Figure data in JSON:
== == ==
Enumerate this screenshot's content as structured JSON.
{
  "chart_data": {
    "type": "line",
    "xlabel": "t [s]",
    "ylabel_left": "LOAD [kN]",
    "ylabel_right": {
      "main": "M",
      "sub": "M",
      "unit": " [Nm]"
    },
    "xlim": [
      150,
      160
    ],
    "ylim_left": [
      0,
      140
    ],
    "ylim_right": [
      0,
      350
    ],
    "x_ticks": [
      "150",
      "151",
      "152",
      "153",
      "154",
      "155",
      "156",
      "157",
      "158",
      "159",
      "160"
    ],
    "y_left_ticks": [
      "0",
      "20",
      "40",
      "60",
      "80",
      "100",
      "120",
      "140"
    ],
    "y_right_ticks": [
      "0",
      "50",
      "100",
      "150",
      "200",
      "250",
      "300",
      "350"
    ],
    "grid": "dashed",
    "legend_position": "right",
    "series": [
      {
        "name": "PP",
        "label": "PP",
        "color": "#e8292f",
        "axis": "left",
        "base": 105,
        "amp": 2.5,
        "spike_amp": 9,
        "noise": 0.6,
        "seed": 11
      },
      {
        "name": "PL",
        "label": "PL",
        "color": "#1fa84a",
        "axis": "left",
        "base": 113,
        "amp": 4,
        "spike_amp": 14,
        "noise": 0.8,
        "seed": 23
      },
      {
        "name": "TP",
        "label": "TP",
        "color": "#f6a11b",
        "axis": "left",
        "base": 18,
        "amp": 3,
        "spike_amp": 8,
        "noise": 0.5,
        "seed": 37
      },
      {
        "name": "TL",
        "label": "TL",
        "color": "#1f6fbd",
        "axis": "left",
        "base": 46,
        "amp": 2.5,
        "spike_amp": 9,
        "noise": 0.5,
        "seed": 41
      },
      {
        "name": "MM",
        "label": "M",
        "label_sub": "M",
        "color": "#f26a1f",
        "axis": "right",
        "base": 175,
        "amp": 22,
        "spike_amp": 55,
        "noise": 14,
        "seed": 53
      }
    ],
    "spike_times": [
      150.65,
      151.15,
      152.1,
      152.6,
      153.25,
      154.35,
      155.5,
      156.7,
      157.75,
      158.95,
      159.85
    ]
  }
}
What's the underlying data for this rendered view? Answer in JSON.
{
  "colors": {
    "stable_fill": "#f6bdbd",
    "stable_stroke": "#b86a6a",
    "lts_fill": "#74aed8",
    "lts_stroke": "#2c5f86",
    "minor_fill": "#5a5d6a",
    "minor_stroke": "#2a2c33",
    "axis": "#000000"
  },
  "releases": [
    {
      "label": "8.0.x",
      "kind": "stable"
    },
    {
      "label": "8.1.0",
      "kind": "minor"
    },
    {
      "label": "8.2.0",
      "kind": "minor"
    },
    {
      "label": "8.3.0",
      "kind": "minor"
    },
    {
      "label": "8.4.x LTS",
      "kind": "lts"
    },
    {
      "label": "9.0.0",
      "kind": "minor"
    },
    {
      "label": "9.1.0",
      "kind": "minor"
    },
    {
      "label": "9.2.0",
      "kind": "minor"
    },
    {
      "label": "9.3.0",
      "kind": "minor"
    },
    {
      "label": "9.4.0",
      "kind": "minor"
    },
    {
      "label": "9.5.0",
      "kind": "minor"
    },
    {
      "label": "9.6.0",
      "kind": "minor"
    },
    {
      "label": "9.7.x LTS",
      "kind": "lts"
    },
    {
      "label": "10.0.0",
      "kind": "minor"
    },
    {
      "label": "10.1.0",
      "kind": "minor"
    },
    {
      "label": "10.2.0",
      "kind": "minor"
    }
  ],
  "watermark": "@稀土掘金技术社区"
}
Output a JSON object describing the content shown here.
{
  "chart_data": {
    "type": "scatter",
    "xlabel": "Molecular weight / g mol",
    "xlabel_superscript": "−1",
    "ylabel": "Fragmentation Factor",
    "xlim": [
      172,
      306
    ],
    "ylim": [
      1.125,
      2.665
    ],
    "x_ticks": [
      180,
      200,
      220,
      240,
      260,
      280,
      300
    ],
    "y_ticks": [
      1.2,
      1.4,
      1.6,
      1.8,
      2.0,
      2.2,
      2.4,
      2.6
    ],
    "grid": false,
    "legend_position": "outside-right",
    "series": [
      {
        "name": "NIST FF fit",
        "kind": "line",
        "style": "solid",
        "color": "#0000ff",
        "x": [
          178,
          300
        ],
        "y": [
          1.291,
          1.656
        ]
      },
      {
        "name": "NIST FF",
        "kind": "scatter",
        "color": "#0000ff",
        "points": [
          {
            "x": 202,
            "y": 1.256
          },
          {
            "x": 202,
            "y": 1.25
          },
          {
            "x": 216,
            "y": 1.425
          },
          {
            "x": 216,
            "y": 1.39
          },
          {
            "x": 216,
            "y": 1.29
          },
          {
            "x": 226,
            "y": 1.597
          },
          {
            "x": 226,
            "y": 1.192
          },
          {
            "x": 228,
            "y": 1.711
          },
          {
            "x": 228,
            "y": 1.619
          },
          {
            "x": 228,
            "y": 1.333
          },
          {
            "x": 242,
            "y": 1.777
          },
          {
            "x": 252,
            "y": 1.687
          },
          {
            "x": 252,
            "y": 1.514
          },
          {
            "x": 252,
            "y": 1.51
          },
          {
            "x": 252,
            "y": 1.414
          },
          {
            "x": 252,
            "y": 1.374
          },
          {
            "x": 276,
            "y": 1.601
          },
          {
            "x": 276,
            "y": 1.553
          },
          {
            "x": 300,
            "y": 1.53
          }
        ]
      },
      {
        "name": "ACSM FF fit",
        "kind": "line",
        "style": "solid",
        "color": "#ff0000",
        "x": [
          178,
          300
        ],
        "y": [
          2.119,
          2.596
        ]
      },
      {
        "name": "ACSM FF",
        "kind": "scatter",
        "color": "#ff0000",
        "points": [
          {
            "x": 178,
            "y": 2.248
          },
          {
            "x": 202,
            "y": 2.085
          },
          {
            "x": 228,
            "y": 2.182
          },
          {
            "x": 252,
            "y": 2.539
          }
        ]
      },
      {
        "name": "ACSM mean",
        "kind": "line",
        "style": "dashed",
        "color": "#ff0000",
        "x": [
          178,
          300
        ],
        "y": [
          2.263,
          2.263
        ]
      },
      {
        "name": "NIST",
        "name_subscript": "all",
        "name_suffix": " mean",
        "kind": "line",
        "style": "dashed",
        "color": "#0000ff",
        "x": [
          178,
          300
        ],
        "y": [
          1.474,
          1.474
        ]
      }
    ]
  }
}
== == ==
▸ What this task involves:
Copy out all of the records shown above exactly.

▸ Final result:
Enumerate this screenshot's content as structured JSON.
{
  "chart_data": {
    "type": "line",
    "xlabel": "t [s]",
    "ylabel_left": "LOAD [kN]",
    "ylabel_right": {
      "main": "M",
      "sub": "M",
      "unit": " [Nm]"
    },
    "xlim": [
      150,
      160
    ],
    "ylim_left": [
      0,
      140
    ],
    "ylim_right": [
      0,
      350
    ],
    "x_ticks": [
      "150",
      "151",
      "152",
      "153",
      "154",
      "155",
      "156",
      "157",
      "158",
      "159",
      "160"
    ],
    "y_left_ticks": [
      "0",
      "20",
      "40",
      "60",
      "80",
      "100",
      "120",
      "140"
    ],
    "y_right_ticks": [
      "0",
      "50",
      "100",
      "150",
      "200",
      "250",
      "300",
      "350"
    ],
    "grid": "dashed",
    "legend_position": "right",
    "series": [
      {
        "name": "PP",
        "label": "PP",
        "color": "#e8292f",
        "axis": "left",
        "base": 105,
        "amp": 2.5,
        "spike_amp": 9,
        "noise": 0.6,
        "seed": 11
      },
      {
        "name": "PL",
        "label": "PL",
        "color": "#1fa84a",
        "axis": "left",
        "base": 113,
        "amp": 4,
        "spike_amp": 14,
        "noise": 0.8,
        "seed": 23
      },
      {
        "name": "TP",
        "label": "TP",
        "color": "#f6a11b",
        "axis": "left",
        "base": 18,
        "amp": 3,
        "spike_amp": 8,
        "noise": 0.5,
        "seed": 37
      },
      {
        "name": "TL",
        "label": "TL",
        "color": "#1f6fbd",
        "axis": "left",
        "base": 46,
        "amp": 2.5,
        "spike_amp": 9,
        "noise": 0.5,
        "seed": 41
      },
      {
        "name": "MM",
        "label": "M",
        "label_sub": "M",
        "color": "#f26a1f",
        "axis": "right",
        "base": 175,
        "amp": 22,
        "spike_amp": 55,
        "noise": 14,
        "seed": 53
      }
    ],
    "spike_times": [
      150.65,
      151.15,
      152.1,
      152.6,
      153.25,
      154.35,
      155.5,
      156.7,
      157.75,
      158.95,
      159.85
    ]
  }
}
What's the underlying data for this rendered view? Answer in JSON.
{
  "colors": {
    "stable_fill": "#f6bdbd",
    "stable_stroke": "#b86a6a",
    "lts_fill": "#74aed8",
    "lts_stroke": "#2c5f86",
    "minor_fill": "#5a5d6a",
    "minor_stroke": "#2a2c33",
    "axis": "#000000"
  },
  "releases": [
    {
      "label": "8.0.x",
      "kind": "stable"
    },
    {
      "label": "8.1.0",
      "kind": "minor"
    },
    {
      "label": "8.2.0",
      "kind": "minor"
    },
    {
      "label": "8.3.0",
      "kind": "minor"
    },
    {
      "label": "8.4.x LTS",
      "kind": "lts"
    },
    {
      "label": "9.0.0",
      "kind": "minor"
    },
    {
      "label": "9.1.0",
      "kind": "minor"
    },
    {
      "label": "9.2.0",
      "kind": "minor"
    },
    {
      "label": "9.3.0",
      "kind": "minor"
    },
    {
      "label": "9.4.0",
      "kind": "minor"
    },
    {
      "label": "9.5.0",
      "kind": "minor"
    },
    {
      "label": "9.6.0",
      "kind": "minor"
    },
    {
      "label": "9.7.x LTS",
      "kind": "lts"
    },
    {
      "label": "10.0.0",
      "kind": "minor"
    },
    {
      "label": "10.1.0",
      "kind": "minor"
    },
    {
      "label": "10.2.0",
      "kind": "minor"
    }
  ],
  "watermark": "@稀土掘金技术社区"
}
Output a JSON object describing the content shown here.
{
  "chart_data": {
    "type": "scatter",
    "xlabel": "Molecular weight / g mol",
    "xlabel_superscript": "−1",
    "ylabel": "Fragmentation Factor",
    "xlim": [
      172,
      306
    ],
    "ylim": [
      1.125,
      2.665
    ],
    "x_ticks": [
      180,
      200,
      220,
      240,
      260,
      280,
      300
    ],
    "y_ticks": [
      1.2,
      1.4,
      1.6,
      1.8,
      2.0,
      2.2,
      2.4,
      2.6
    ],
    "grid": false,
    "legend_position": "outside-right",
    "series": [
      {
        "name": "NIST FF fit",
        "kind": "line",
        "style": "solid",
        "color": "#0000ff",
        "x": [
          178,
          300
        ],
        "y": [
          1.291,
          1.656
        ]
      },
      {
        "name": "NIST FF",
        "kind": "scatter",
        "color": "#0000ff",
        "points": [
          {
            "x": 202,
            "y": 1.256
          },
          {
            "x": 202,
            "y": 1.25
          },
          {
            "x": 216,
            "y": 1.425
          },
          {
            "x": 216,
            "y": 1.39
          },
          {
            "x": 216,
            "y": 1.29
          },
          {
            "x": 226,
            "y": 1.597
          },
          {
            "x": 226,
            "y": 1.192
          },
          {
            "x": 228,
            "y": 1.711
          },
          {
            "x": 228,
            "y": 1.619
          },
          {
            "x": 228,
            "y": 1.333
          },
          {
            "x": 242,
            "y": 1.777
          },
          {
            "x": 252,
            "y": 1.687
          },
          {
            "x": 252,
            "y": 1.514
          },
          {
            "x": 252,
            "y": 1.51
          },
          {
            "x": 252,
            "y": 1.414
          },
          {
            "x": 252,
            "y": 1.374
          },
          {
            "x": 276,
            "y": 1.601
          },
          {
            "x": 276,
            "y": 1.553
          },
          {
            "x": 300,
            "y": 1.53
          }
        ]
      },
      {
        "name": "ACSM FF fit",
        "kind": "line",
        "style": "solid",
        "color": "#ff0000",
        "x": [
          178,
          300
        ],
        "y": [
          2.119,
          2.596
        ]
      },
      {
        "name": "ACSM FF",
        "kind": "scatter",
        "color": "#ff0000",
        "points": [
          {
            "x": 178,
            "y": 2.248
          },
          {
            "x": 202,
            "y": 2.085
          },
          {
            "x": 228,
            "y": 2.182
          },
          {
            "x": 252,
            "y": 2.539
          }
        ]
      },
      {
        "name": "ACSM mean",
        "kind": "line",
        "style": "dashed",
        "color": "#ff0000",
        "x": [
          178,
          300
        ],
        "y": [
          2.263,
          2.263
        ]
      },
      {
        "name": "NIST",
        "name_subscript": "all",
        "name_suffix": " mean",
        "kind": "line",
        "style": "dashed",
        "color": "#0000ff",
        "x": [
          178,
          300
        ],
        "y": [
          1.474,
          1.474
        ]
      }
    ]
  }
}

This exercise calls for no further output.